DO THIS: Repeat word for word everything from the line containing "Give me a plain-text" to the end of the listing, first and last lines included, and only that.

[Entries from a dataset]
>>>>

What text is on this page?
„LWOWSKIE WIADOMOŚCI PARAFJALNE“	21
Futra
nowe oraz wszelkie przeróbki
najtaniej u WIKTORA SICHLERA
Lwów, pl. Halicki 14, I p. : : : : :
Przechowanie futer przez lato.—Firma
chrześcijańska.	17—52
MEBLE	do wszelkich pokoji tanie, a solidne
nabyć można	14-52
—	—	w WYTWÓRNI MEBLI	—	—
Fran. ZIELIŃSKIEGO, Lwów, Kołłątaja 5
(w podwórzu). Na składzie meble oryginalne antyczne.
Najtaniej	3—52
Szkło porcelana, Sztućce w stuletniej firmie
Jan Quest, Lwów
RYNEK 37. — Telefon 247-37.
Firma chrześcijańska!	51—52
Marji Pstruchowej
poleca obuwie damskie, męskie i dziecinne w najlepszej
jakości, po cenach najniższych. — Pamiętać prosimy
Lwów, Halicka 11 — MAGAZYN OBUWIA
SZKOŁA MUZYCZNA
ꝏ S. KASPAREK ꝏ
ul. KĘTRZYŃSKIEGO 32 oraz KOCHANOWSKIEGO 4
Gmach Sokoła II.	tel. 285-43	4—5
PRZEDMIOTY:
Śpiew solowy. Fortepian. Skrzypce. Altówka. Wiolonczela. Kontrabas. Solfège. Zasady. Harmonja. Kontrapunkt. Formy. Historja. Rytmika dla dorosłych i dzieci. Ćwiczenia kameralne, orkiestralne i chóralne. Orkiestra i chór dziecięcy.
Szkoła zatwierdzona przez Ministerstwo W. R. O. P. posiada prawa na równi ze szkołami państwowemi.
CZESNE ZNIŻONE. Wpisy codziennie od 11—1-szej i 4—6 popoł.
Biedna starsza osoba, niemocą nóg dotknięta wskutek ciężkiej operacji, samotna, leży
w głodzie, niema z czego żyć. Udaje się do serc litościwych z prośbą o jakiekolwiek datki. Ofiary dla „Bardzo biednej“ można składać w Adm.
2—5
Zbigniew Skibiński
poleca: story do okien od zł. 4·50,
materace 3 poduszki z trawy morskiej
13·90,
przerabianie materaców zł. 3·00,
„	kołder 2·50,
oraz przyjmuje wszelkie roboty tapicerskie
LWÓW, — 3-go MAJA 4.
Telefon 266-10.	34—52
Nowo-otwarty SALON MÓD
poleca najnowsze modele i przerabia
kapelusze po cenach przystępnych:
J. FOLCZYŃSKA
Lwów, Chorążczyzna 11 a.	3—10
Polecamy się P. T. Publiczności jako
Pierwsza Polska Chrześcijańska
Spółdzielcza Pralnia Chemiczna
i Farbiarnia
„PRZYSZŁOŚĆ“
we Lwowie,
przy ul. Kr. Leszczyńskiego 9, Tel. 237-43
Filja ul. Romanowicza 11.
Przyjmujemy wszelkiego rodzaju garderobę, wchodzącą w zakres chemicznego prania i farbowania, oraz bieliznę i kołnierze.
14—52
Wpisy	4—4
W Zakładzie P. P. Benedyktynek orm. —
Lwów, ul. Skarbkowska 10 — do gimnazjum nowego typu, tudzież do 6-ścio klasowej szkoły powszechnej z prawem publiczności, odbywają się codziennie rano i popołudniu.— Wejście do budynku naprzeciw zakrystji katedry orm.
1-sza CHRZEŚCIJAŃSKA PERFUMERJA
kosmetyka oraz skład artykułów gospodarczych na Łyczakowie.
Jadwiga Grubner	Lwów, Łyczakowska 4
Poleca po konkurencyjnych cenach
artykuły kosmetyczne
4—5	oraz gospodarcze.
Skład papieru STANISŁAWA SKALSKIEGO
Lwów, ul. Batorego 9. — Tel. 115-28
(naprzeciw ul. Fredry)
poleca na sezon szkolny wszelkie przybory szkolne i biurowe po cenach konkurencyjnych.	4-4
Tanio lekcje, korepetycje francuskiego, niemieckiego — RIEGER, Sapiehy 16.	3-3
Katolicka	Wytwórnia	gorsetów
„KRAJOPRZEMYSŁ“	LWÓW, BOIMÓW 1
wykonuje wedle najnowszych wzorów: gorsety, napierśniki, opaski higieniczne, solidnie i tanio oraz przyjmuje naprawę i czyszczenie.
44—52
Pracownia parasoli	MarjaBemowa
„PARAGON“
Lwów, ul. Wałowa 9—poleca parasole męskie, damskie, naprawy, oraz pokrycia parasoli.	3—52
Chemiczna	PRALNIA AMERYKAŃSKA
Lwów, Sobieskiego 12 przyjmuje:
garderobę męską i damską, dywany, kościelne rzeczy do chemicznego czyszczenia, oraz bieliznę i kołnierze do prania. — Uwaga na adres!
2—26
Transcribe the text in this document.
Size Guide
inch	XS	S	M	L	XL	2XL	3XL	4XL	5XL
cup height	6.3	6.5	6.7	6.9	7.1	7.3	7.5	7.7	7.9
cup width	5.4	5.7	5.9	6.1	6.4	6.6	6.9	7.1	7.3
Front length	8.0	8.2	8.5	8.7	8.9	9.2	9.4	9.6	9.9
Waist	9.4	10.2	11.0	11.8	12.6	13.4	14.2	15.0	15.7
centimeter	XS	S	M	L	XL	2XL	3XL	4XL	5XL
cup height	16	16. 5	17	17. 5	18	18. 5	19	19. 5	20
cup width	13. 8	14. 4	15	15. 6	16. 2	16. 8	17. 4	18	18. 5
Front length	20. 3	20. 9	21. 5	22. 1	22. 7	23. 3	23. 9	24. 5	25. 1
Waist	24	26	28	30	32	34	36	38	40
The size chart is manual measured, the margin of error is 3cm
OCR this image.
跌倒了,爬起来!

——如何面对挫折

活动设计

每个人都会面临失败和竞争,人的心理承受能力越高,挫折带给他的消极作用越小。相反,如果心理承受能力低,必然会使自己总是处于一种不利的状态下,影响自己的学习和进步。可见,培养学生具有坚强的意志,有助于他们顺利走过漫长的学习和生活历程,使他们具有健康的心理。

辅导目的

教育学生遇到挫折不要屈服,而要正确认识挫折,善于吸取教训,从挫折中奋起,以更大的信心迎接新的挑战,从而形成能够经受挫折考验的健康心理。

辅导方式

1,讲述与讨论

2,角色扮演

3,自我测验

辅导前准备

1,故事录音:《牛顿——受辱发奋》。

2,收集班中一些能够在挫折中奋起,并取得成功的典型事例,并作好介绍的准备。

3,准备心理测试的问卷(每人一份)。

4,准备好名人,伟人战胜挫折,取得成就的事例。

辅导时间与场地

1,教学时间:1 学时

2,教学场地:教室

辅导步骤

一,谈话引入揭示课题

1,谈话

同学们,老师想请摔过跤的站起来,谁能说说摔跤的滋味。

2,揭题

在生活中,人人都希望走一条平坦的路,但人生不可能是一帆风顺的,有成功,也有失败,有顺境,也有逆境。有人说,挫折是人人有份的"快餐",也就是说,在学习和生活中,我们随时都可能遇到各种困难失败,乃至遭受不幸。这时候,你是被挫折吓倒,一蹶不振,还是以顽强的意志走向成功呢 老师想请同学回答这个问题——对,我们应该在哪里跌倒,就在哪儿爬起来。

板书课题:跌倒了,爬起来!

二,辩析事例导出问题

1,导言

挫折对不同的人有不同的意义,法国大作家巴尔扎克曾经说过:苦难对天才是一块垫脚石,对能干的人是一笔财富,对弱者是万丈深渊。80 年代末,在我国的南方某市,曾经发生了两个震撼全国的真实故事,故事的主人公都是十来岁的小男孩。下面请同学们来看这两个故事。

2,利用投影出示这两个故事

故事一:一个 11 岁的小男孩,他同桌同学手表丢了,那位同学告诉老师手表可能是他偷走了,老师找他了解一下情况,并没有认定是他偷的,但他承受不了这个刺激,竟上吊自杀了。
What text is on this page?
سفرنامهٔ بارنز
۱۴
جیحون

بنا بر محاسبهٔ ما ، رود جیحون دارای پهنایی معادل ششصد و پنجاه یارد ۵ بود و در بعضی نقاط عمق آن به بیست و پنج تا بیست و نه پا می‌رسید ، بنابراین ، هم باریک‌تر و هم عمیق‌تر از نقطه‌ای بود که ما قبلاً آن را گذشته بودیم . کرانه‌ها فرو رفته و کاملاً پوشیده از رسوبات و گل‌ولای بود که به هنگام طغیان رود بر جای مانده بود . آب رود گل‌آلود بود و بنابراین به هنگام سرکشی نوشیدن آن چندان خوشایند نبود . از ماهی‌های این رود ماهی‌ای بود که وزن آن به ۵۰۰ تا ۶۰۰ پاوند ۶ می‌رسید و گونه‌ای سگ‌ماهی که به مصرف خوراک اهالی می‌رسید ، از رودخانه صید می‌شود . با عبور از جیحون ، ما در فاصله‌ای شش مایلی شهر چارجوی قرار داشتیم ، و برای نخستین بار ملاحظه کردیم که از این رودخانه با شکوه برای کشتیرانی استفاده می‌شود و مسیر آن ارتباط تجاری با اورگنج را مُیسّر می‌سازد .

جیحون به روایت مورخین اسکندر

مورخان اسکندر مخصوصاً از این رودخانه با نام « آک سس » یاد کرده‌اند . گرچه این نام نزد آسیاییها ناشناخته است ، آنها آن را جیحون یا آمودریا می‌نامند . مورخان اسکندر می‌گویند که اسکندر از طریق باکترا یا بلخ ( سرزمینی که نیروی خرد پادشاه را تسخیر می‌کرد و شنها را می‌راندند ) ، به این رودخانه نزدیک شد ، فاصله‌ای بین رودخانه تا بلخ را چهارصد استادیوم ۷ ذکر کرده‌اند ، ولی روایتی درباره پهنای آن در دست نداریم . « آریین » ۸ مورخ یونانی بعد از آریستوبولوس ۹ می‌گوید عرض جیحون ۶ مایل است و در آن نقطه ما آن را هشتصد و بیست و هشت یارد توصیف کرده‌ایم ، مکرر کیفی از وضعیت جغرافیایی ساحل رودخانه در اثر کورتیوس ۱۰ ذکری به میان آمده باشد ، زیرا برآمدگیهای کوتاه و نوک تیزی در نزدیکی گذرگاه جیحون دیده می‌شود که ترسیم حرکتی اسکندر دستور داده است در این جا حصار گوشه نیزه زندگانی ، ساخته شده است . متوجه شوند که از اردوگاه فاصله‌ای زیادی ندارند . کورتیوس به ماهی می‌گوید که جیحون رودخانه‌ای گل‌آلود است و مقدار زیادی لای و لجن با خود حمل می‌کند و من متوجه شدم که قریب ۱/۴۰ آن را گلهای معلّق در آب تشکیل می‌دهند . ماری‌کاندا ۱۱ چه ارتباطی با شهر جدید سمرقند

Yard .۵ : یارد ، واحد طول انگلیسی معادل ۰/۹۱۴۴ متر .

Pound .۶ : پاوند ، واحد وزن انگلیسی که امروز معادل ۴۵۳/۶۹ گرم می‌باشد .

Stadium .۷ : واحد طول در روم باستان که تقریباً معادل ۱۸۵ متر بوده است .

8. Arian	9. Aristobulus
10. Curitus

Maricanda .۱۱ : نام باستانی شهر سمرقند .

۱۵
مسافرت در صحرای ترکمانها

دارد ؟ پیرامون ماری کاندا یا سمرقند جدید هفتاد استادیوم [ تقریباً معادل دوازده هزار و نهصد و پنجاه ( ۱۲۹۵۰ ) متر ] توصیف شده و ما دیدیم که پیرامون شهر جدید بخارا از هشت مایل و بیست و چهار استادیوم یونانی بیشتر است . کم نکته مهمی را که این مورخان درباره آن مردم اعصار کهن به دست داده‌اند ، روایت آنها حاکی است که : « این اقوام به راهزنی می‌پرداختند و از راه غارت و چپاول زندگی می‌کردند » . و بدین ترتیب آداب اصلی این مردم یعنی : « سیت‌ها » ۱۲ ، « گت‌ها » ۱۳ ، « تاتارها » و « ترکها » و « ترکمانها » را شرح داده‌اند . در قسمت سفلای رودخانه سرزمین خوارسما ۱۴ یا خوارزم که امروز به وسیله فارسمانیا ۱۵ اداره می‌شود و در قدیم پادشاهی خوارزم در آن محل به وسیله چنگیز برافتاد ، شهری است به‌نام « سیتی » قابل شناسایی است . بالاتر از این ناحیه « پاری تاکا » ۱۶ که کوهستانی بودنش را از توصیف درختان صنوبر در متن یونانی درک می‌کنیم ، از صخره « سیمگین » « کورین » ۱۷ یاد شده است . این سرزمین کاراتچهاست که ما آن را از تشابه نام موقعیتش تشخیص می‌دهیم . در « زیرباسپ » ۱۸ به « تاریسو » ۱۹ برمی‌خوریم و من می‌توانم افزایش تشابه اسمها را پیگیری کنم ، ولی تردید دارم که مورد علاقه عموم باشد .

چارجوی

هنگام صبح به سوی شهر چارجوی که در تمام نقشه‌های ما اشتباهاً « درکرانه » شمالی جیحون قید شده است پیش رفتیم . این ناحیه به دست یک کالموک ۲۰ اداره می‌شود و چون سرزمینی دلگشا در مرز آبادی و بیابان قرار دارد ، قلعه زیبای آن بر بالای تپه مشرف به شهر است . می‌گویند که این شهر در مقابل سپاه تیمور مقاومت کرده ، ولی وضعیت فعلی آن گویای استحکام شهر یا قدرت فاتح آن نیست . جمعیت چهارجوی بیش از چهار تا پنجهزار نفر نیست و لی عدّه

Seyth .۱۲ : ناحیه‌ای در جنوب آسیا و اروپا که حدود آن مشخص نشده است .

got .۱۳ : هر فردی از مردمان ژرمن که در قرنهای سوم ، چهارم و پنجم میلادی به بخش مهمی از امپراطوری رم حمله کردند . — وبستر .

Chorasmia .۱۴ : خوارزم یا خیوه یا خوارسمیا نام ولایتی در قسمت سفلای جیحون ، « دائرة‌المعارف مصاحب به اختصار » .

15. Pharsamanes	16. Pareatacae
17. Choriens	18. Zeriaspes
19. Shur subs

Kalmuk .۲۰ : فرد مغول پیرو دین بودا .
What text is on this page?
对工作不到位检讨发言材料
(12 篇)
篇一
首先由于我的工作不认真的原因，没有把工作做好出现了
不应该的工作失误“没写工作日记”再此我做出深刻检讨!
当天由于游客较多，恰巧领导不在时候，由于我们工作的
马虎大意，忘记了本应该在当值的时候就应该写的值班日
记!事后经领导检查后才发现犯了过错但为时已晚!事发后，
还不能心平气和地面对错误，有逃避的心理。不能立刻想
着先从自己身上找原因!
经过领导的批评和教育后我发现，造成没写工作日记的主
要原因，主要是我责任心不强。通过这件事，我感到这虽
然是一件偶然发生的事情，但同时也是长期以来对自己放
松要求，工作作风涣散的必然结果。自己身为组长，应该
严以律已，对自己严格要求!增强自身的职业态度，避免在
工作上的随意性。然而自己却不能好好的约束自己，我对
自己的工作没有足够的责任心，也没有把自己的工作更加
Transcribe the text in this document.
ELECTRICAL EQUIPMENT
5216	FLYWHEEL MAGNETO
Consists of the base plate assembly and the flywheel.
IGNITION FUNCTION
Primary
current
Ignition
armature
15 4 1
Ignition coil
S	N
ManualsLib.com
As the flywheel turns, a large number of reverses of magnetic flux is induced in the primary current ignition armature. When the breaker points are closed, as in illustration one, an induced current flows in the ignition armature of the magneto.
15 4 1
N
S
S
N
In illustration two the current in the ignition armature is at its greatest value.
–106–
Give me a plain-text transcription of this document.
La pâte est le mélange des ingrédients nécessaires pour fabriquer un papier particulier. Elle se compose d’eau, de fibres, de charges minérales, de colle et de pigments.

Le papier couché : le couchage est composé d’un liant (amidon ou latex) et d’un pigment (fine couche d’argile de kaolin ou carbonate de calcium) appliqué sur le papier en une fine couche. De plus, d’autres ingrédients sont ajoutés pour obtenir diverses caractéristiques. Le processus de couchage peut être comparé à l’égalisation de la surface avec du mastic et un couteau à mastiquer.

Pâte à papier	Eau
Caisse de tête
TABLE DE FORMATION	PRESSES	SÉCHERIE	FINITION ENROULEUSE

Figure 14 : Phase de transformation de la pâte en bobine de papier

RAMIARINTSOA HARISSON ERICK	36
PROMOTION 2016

<<<<

RESULT OF THE EXERCISE:
Give me a plain-text transcription of this document.
La pâte est le mélange des ingrédients nécessaires pour fabriquer un papier particulier. Elle se compose d’eau, de fibres, de charges minérales, de colle et de pigments.

Le papier couché : le couchage est composé d’un liant (amidon ou latex) et d’un pigment (fine couche d’argile de kaolin ou carbonate de calcium) appliqué sur le papier en une fine couche. De plus, d’autres ingrédients sont ajoutés pour obtenir diverses caractéristiques. Le processus de couchage peut être comparé à l’égalisation de la surface avec du mastic et un couteau à mastiquer.

Pâte à papier	Eau
Caisse de tête
TABLE DE FORMATION	PRESSES	SÉCHERIE	FINITION ENROULEUSE

Figure 14 : Phase de transformation de la pâte en bobine de papier

RAMIARINTSOA HARISSON ERICK	36
PROMOTION 2016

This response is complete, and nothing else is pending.